[Data entries]
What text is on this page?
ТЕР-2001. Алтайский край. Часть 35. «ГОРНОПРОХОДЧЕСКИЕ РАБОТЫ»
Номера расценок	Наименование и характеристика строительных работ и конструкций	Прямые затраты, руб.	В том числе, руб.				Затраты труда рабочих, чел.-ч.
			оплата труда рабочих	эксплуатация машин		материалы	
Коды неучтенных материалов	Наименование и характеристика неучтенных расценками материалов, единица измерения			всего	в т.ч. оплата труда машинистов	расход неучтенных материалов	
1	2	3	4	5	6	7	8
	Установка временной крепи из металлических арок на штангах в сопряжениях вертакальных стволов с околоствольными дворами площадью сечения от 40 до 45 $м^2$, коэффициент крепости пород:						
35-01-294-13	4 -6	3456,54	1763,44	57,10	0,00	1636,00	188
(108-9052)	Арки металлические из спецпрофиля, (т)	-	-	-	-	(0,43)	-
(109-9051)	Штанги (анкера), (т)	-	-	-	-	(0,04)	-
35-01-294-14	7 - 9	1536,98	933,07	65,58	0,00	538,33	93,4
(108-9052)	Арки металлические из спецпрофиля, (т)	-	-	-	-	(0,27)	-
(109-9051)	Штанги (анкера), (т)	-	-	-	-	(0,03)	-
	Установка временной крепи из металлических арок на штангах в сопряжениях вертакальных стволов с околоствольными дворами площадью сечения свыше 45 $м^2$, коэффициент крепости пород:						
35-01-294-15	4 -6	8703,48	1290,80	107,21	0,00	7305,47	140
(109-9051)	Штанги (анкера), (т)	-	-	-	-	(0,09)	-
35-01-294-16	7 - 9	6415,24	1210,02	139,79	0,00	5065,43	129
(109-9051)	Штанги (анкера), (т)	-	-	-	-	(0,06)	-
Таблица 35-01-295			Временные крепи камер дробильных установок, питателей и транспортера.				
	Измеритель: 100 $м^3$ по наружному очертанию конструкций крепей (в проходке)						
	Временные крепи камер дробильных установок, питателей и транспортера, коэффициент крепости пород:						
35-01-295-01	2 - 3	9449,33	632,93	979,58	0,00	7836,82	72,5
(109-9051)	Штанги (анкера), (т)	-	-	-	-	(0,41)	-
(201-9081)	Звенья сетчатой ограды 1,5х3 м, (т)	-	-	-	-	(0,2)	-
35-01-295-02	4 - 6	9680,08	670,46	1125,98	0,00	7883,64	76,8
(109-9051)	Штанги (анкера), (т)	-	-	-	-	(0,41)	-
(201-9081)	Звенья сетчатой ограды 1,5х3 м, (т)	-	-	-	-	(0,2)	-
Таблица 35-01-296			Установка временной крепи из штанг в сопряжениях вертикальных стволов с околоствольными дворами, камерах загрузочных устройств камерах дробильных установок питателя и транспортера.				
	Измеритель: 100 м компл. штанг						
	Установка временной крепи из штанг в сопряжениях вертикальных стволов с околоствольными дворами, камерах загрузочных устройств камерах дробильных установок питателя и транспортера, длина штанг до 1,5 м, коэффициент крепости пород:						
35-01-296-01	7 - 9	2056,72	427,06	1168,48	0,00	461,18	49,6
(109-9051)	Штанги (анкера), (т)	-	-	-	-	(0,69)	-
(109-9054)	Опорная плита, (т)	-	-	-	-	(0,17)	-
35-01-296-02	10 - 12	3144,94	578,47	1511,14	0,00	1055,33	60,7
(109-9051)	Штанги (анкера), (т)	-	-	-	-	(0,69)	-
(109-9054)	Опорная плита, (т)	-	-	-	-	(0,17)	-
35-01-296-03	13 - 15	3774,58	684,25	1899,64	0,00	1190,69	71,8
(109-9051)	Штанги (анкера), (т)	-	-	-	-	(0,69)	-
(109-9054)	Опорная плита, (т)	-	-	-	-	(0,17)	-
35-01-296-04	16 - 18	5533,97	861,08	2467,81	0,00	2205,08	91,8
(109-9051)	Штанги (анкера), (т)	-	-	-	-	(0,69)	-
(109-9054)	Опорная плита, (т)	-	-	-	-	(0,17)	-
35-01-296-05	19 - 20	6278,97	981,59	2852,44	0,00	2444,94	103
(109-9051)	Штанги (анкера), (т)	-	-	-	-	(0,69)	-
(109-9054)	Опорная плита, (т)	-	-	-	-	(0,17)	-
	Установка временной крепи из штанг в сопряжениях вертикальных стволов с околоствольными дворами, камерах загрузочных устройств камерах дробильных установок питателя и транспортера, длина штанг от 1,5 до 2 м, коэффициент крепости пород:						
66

==

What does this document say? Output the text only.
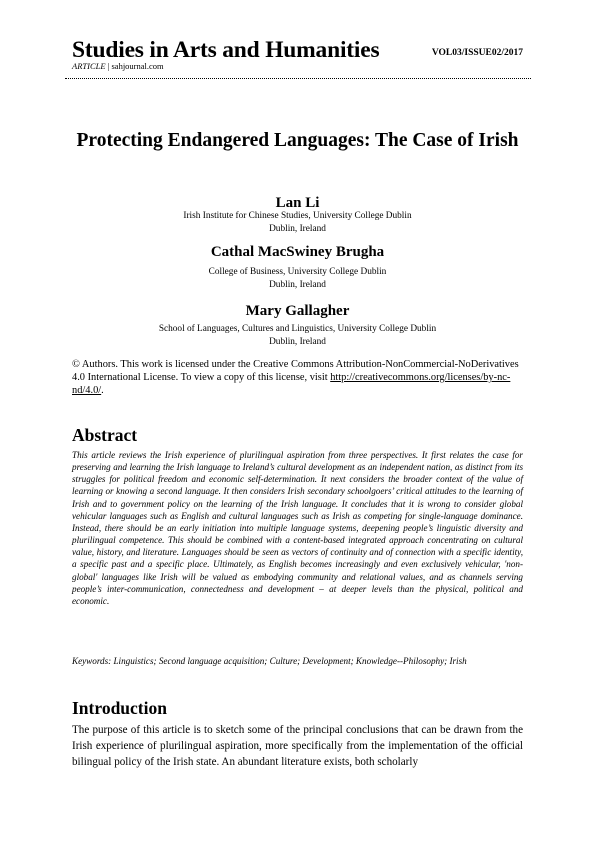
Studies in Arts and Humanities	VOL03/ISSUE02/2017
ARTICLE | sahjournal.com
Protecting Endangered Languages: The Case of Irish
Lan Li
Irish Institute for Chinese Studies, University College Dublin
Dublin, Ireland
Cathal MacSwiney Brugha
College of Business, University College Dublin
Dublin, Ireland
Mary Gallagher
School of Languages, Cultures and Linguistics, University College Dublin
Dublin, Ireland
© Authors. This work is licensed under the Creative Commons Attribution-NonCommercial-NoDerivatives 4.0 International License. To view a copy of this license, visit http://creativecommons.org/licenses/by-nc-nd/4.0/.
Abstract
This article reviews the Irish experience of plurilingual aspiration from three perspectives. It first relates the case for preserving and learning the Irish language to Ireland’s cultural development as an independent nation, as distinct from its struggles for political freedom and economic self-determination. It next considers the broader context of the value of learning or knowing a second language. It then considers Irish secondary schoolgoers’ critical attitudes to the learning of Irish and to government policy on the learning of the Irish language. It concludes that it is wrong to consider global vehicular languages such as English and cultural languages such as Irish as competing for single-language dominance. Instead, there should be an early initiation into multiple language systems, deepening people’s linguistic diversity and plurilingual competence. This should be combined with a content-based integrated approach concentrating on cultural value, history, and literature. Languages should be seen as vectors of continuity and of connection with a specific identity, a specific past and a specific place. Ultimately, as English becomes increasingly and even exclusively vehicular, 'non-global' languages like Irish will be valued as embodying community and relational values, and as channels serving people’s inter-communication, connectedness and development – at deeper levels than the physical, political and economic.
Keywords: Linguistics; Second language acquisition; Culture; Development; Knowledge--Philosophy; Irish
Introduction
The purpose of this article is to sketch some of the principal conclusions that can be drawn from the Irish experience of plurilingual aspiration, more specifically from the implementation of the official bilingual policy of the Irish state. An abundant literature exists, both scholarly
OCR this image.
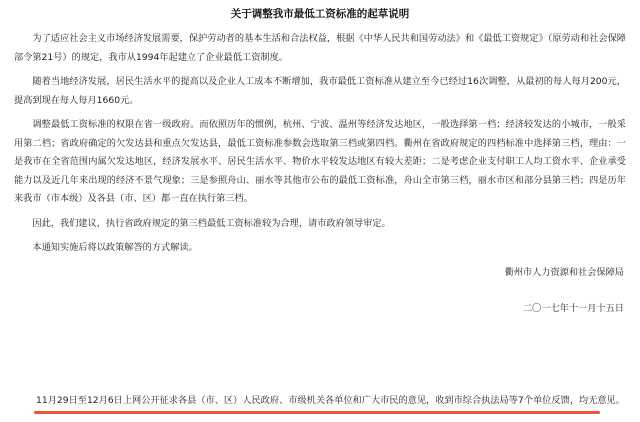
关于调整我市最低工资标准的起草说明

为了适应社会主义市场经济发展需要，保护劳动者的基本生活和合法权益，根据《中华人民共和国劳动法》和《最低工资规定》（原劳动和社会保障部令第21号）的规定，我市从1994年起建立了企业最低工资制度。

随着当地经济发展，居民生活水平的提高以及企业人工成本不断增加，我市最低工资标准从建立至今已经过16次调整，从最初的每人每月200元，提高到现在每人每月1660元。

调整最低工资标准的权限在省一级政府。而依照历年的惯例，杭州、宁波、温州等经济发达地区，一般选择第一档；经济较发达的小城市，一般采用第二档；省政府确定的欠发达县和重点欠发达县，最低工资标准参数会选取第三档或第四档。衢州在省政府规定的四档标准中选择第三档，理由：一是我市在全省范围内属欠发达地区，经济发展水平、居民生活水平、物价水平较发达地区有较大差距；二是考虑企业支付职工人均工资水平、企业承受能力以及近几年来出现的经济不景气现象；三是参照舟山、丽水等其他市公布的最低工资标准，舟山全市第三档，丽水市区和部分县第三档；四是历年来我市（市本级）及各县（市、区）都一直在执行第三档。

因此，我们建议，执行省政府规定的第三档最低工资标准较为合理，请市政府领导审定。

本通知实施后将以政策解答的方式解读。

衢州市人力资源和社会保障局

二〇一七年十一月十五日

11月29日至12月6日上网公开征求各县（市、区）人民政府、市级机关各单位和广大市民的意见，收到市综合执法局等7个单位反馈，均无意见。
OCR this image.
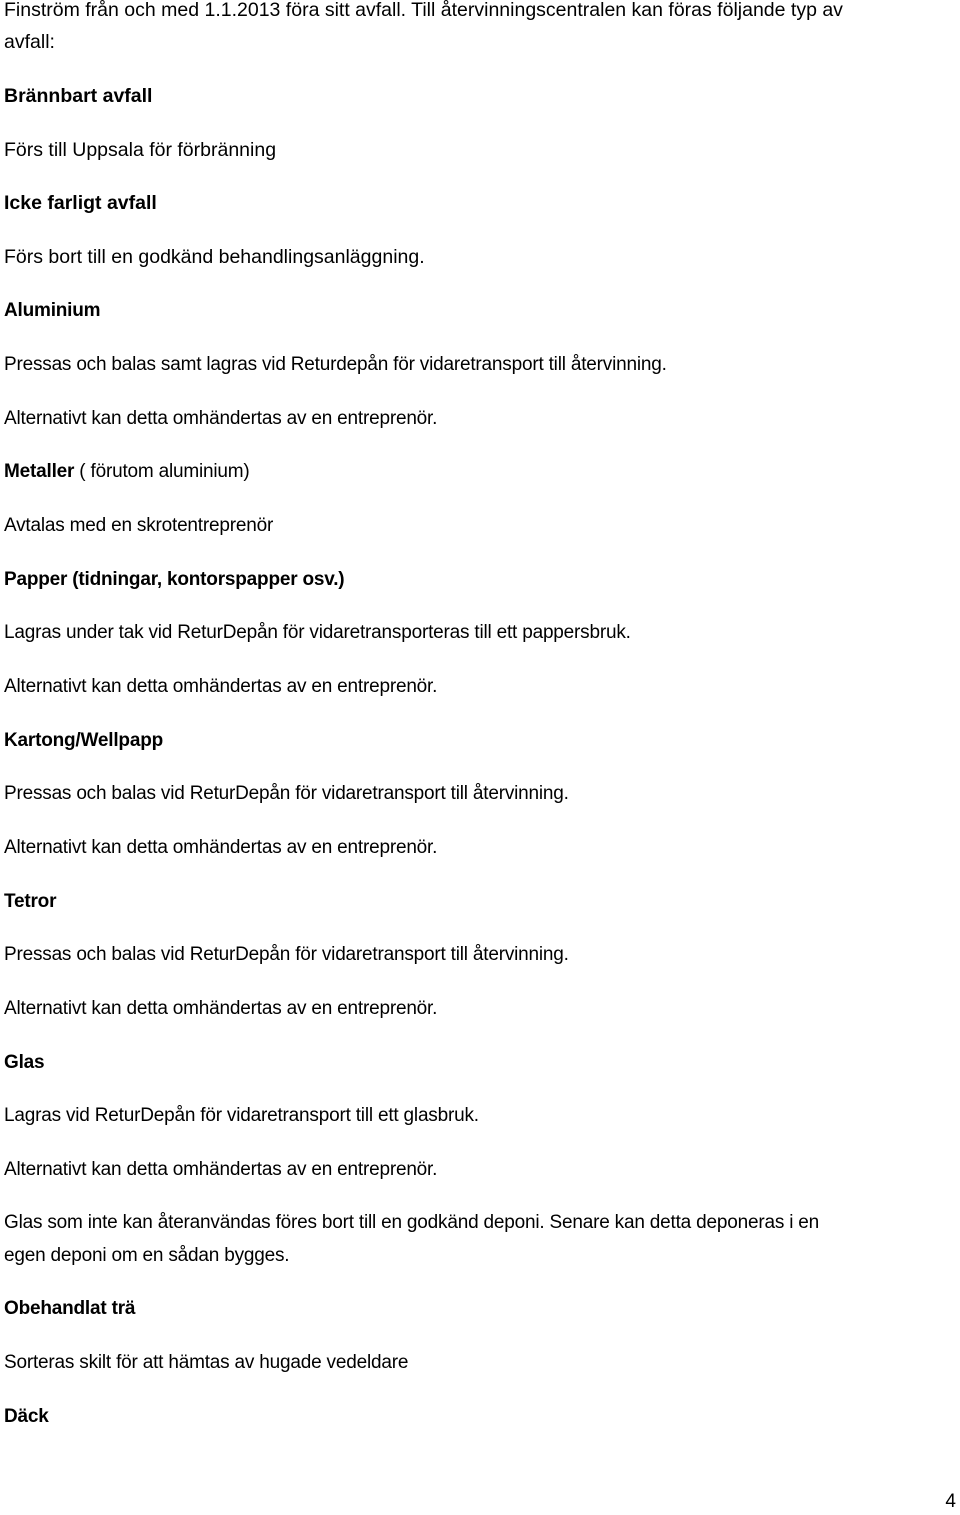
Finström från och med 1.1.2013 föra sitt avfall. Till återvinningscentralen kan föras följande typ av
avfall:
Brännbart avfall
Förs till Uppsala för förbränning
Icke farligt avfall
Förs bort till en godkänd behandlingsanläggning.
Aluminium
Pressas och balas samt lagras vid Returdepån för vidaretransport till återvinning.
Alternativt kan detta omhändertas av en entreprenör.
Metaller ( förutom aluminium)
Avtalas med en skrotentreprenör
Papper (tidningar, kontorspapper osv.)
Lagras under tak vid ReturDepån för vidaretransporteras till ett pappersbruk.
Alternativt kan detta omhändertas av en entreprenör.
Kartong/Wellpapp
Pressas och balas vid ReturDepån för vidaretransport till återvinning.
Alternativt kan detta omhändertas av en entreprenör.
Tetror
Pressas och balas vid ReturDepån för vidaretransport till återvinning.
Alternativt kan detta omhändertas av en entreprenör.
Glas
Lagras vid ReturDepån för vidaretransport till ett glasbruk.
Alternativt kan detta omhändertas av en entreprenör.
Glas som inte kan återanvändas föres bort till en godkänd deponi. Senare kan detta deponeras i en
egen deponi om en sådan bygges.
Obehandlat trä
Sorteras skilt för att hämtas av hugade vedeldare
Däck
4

---

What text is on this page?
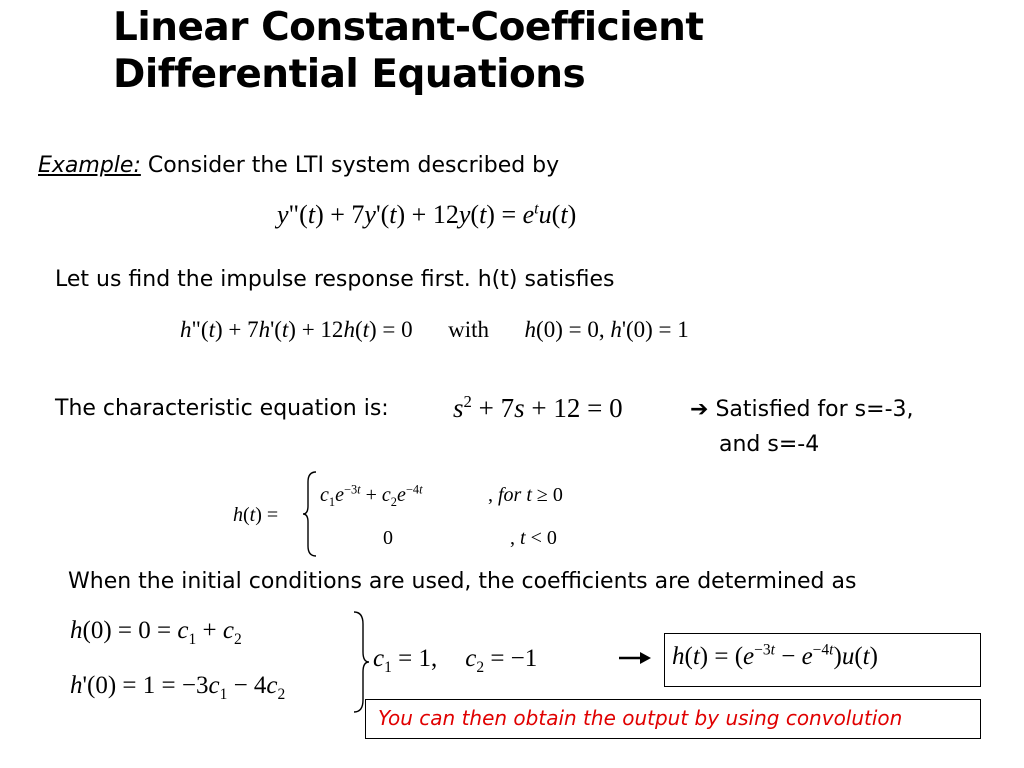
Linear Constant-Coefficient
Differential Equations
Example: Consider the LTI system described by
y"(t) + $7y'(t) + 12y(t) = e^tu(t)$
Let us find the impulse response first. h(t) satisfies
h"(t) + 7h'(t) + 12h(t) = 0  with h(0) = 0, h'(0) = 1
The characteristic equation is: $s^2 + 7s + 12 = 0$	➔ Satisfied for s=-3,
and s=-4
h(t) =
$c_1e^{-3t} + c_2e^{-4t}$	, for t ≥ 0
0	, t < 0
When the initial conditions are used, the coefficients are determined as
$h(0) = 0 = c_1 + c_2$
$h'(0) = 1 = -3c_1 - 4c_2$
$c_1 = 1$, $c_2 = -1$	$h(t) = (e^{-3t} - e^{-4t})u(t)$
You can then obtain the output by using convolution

Given exercise
Look through the data above. Copy every line with the string "Измеритель" in it.

The solution
	Измеритель: 100 $м^3$ по наружному очертанию конструкций крепей (в проходке)						
	Измеритель: 100 м компл. штанг						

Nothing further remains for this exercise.